Records about charts and figures
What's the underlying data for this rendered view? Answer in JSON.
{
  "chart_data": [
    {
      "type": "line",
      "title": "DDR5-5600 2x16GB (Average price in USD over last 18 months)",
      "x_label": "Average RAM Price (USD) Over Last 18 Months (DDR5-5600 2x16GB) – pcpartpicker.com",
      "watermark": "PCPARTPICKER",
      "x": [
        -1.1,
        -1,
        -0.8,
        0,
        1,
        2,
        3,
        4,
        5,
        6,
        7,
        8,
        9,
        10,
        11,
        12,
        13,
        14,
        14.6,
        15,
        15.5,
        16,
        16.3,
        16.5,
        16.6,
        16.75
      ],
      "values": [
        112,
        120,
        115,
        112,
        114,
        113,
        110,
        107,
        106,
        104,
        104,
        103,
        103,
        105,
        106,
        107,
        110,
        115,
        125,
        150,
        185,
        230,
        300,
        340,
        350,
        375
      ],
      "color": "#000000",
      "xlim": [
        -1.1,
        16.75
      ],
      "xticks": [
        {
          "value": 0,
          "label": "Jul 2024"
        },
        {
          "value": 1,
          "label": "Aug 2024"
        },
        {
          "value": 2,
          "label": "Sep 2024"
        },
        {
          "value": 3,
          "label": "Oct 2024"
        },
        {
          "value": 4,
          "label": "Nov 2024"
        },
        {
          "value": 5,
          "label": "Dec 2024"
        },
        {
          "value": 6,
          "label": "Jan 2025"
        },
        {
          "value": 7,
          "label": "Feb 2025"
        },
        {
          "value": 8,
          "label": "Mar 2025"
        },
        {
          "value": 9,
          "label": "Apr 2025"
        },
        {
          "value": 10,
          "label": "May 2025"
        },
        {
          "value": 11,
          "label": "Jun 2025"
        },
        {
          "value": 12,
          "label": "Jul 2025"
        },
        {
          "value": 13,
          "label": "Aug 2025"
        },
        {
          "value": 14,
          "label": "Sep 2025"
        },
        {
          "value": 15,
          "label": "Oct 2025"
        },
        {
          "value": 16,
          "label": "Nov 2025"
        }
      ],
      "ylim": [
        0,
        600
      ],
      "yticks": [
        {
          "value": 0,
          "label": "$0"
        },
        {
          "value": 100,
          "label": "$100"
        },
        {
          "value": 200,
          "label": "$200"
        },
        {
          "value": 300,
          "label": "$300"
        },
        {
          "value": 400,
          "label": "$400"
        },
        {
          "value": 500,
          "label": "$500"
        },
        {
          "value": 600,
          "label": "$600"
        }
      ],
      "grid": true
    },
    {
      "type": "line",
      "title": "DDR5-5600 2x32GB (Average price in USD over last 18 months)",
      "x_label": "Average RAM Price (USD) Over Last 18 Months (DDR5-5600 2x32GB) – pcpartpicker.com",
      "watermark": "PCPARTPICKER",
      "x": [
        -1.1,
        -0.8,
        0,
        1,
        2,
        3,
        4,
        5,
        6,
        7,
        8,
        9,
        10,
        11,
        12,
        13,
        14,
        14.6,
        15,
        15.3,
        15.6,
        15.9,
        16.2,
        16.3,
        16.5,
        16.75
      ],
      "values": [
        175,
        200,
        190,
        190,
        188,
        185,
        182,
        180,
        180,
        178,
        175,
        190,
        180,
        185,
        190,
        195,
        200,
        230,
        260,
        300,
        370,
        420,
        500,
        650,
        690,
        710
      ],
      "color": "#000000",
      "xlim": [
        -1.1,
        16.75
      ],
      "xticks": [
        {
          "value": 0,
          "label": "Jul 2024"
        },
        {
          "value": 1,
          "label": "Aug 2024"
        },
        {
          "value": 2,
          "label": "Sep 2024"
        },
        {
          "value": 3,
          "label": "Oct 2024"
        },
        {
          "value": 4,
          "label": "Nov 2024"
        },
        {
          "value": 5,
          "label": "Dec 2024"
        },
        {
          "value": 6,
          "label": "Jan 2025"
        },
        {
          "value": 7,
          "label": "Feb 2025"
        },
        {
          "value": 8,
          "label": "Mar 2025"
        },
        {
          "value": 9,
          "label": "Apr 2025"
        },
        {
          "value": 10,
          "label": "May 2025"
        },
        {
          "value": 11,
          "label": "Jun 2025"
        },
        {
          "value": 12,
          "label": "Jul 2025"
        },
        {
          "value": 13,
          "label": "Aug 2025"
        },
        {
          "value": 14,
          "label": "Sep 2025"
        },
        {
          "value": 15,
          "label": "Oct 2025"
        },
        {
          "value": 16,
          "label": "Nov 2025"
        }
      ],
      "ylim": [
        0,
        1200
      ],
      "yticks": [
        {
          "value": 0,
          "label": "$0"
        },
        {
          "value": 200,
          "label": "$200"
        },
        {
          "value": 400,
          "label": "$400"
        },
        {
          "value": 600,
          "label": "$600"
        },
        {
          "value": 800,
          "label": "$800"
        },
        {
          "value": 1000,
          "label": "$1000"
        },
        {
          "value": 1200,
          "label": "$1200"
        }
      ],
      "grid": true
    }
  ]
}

§ **AIM**
Type out the whole listing above again, exactly as it stands.

§ **OUTPUT FOR THIS EXERCISE**
What's the underlying data for this rendered view? Answer in JSON.
{
  "chart_data": [
    {
      "type": "line",
      "title": "DDR5-5600 2x16GB (Average price in USD over last 18 months)",
      "x_label": "Average RAM Price (USD) Over Last 18 Months (DDR5-5600 2x16GB) – pcpartpicker.com",
      "watermark": "PCPARTPICKER",
      "x": [
        -1.1,
        -1,
        -0.8,
        0,
        1,
        2,
        3,
        4,
        5,
        6,
        7,
        8,
        9,
        10,
        11,
        12,
        13,
        14,
        14.6,
        15,
        15.5,
        16,
        16.3,
        16.5,
        16.6,
        16.75
      ],
      "values": [
        112,
        120,
        115,
        112,
        114,
        113,
        110,
        107,
        106,
        104,
        104,
        103,
        103,
        105,
        106,
        107,
        110,
        115,
        125,
        150,
        185,
        230,
        300,
        340,
        350,
        375
      ],
      "color": "#000000",
      "xlim": [
        -1.1,
        16.75
      ],
      "xticks": [
        {
          "value": 0,
          "label": "Jul 2024"
        },
        {
          "value": 1,
          "label": "Aug 2024"
        },
        {
          "value": 2,
          "label": "Sep 2024"
        },
        {
          "value": 3,
          "label": "Oct 2024"
        },
        {
          "value": 4,
          "label": "Nov 2024"
        },
        {
          "value": 5,
          "label": "Dec 2024"
        },
        {
          "value": 6,
          "label": "Jan 2025"
        },
        {
          "value": 7,
          "label": "Feb 2025"
        },
        {
          "value": 8,
          "label": "Mar 2025"
        },
        {
          "value": 9,
          "label": "Apr 2025"
        },
        {
          "value": 10,
          "label": "May 2025"
        },
        {
          "value": 11,
          "label": "Jun 2025"
        },
        {
          "value": 12,
          "label": "Jul 2025"
        },
        {
          "value": 13,
          "label": "Aug 2025"
        },
        {
          "value": 14,
          "label": "Sep 2025"
        },
        {
          "value": 15,
          "label": "Oct 2025"
        },
        {
          "value": 16,
          "label": "Nov 2025"
        }
      ],
      "ylim": [
        0,
        600
      ],
      "yticks": [
        {
          "value": 0,
          "label": "$0"
        },
        {
          "value": 100,
          "label": "$100"
        },
        {
          "value": 200,
          "label": "$200"
        },
        {
          "value": 300,
          "label": "$300"
        },
        {
          "value": 400,
          "label": "$400"
        },
        {
          "value": 500,
          "label": "$500"
        },
        {
          "value": 600,
          "label": "$600"
        }
      ],
      "grid": true
    },
    {
      "type": "line",
      "title": "DDR5-5600 2x32GB (Average price in USD over last 18 months)",
      "x_label": "Average RAM Price (USD) Over Last 18 Months (DDR5-5600 2x32GB) – pcpartpicker.com",
      "watermark": "PCPARTPICKER",
      "x": [
        -1.1,
        -0.8,
        0,
        1,
        2,
        3,
        4,
        5,
        6,
        7,
        8,
        9,
        10,
        11,
        12,
        13,
        14,
        14.6,
        15,
        15.3,
        15.6,
        15.9,
        16.2,
        16.3,
        16.5,
        16.75
      ],
      "values": [
        175,
        200,
        190,
        190,
        188,
        185,
        182,
        180,
        180,
        178,
        175,
        190,
        180,
        185,
        190,
        195,
        200,
        230,
        260,
        300,
        370,
        420,
        500,
        650,
        690,
        710
      ],
      "color": "#000000",
      "xlim": [
        -1.1,
        16.75
      ],
      "xticks": [
        {
          "value": 0,
          "label": "Jul 2024"
        },
        {
          "value": 1,
          "label": "Aug 2024"
        },
        {
          "value": 2,
          "label": "Sep 2024"
        },
        {
          "value": 3,
          "label": "Oct 2024"
        },
        {
          "value": 4,
          "label": "Nov 2024"
        },
        {
          "value": 5,
          "label": "Dec 2024"
        },
        {
          "value": 6,
          "label": "Jan 2025"
        },
        {
          "value": 7,
          "label": "Feb 2025"
        },
        {
          "value": 8,
          "label": "Mar 2025"
        },
        {
          "value": 9,
          "label": "Apr 2025"
        },
        {
          "value": 10,
          "label": "May 2025"
        },
        {
          "value": 11,
          "label": "Jun 2025"
        },
        {
          "value": 12,
          "label": "Jul 2025"
        },
        {
          "value": 13,
          "label": "Aug 2025"
        },
        {
          "value": 14,
          "label": "Sep 2025"
        },
        {
          "value": 15,
          "label": "Oct 2025"
        },
        {
          "value": 16,
          "label": "Nov 2025"
        }
      ],
      "ylim": [
        0,
        1200
      ],
      "yticks": [
        {
          "value": 0,
          "label": "$0"
        },
        {
          "value": 200,
          "label": "$200"
        },
        {
          "value": 400,
          "label": "$400"
        },
        {
          "value": 600,
          "label": "$600"
        },
        {
          "value": 800,
          "label": "$800"
        },
        {
          "value": 1000,
          "label": "$1000"
        },
        {
          "value": 1200,
          "label": "$1200"
        }
      ],
      "grid": true
    }
  ]
}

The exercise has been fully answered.